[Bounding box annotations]
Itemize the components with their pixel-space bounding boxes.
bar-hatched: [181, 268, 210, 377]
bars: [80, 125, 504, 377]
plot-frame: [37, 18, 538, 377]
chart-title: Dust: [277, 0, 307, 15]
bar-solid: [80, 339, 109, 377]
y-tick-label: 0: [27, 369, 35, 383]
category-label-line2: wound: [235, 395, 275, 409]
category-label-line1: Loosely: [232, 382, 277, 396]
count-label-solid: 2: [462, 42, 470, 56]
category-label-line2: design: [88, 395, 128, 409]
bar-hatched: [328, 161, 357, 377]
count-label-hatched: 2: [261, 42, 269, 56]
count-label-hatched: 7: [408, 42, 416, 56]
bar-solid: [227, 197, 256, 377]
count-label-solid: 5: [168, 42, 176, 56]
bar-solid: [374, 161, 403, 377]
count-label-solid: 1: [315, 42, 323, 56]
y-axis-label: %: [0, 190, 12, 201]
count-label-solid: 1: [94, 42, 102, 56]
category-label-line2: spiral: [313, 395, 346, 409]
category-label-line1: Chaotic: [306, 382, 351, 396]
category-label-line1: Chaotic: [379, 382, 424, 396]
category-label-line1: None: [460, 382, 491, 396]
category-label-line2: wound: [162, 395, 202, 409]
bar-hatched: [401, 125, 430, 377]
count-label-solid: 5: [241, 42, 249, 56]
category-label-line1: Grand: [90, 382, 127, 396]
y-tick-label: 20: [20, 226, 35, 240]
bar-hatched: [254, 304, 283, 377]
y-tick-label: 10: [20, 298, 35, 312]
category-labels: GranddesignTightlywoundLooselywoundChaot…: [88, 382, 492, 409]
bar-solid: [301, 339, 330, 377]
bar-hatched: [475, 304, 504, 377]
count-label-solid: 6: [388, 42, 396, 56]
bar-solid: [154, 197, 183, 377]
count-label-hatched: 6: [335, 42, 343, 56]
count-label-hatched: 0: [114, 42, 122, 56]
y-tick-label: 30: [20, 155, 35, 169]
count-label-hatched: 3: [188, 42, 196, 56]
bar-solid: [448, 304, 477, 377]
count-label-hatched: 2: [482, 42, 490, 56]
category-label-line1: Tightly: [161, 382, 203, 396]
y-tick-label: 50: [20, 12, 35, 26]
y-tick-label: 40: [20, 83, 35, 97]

__THE EXERCISE__:
Write out every line in the rows above, reproducing each one verbatim.

__ANSWER__:
Itemize the components with their pixel-space bounding boxes.
bar-hatched: [181, 268, 210, 377]
bars: [80, 125, 504, 377]
plot-frame: [37, 18, 538, 377]
chart-title: Dust: [277, 0, 307, 15]
bar-solid: [80, 339, 109, 377]
y-tick-label: 0: [27, 369, 35, 383]
category-label-line2: wound: [235, 395, 275, 409]
category-label-line1: Loosely: [232, 382, 277, 396]
count-label-solid: 2: [462, 42, 470, 56]
category-label-line2: design: [88, 395, 128, 409]
bar-hatched: [328, 161, 357, 377]
count-label-hatched: 2: [261, 42, 269, 56]
count-label-hatched: 7: [408, 42, 416, 56]
bar-solid: [227, 197, 256, 377]
count-label-solid: 5: [168, 42, 176, 56]
bar-solid: [374, 161, 403, 377]
count-label-solid: 1: [315, 42, 323, 56]
y-axis-label: %: [0, 190, 12, 201]
count-label-solid: 1: [94, 42, 102, 56]
category-label-line2: spiral: [313, 395, 346, 409]
category-label-line1: Chaotic: [306, 382, 351, 396]
category-label-line1: Chaotic: [379, 382, 424, 396]
category-label-line1: None: [460, 382, 491, 396]
category-label-line2: wound: [162, 395, 202, 409]
bar-hatched: [401, 125, 430, 377]
count-label-solid: 5: [241, 42, 249, 56]
category-label-line1: Grand: [90, 382, 127, 396]
y-tick-label: 20: [20, 226, 35, 240]
bar-hatched: [254, 304, 283, 377]
y-tick-label: 10: [20, 298, 35, 312]
category-labels: GranddesignTightlywoundLooselywoundChaot…: [88, 382, 492, 409]
bar-solid: [301, 339, 330, 377]
bar-hatched: [475, 304, 504, 377]
count-label-solid: 6: [388, 42, 396, 56]
bar-solid: [154, 197, 183, 377]
count-label-hatched: 6: [335, 42, 343, 56]
count-label-hatched: 0: [114, 42, 122, 56]
y-tick-label: 30: [20, 155, 35, 169]
count-label-hatched: 3: [188, 42, 196, 56]
bar-solid: [448, 304, 477, 377]
count-label-hatched: 2: [482, 42, 490, 56]
category-label-line1: Tightly: [161, 382, 203, 396]
y-tick-label: 50: [20, 12, 35, 26]
y-tick-label: 40: [20, 83, 35, 97]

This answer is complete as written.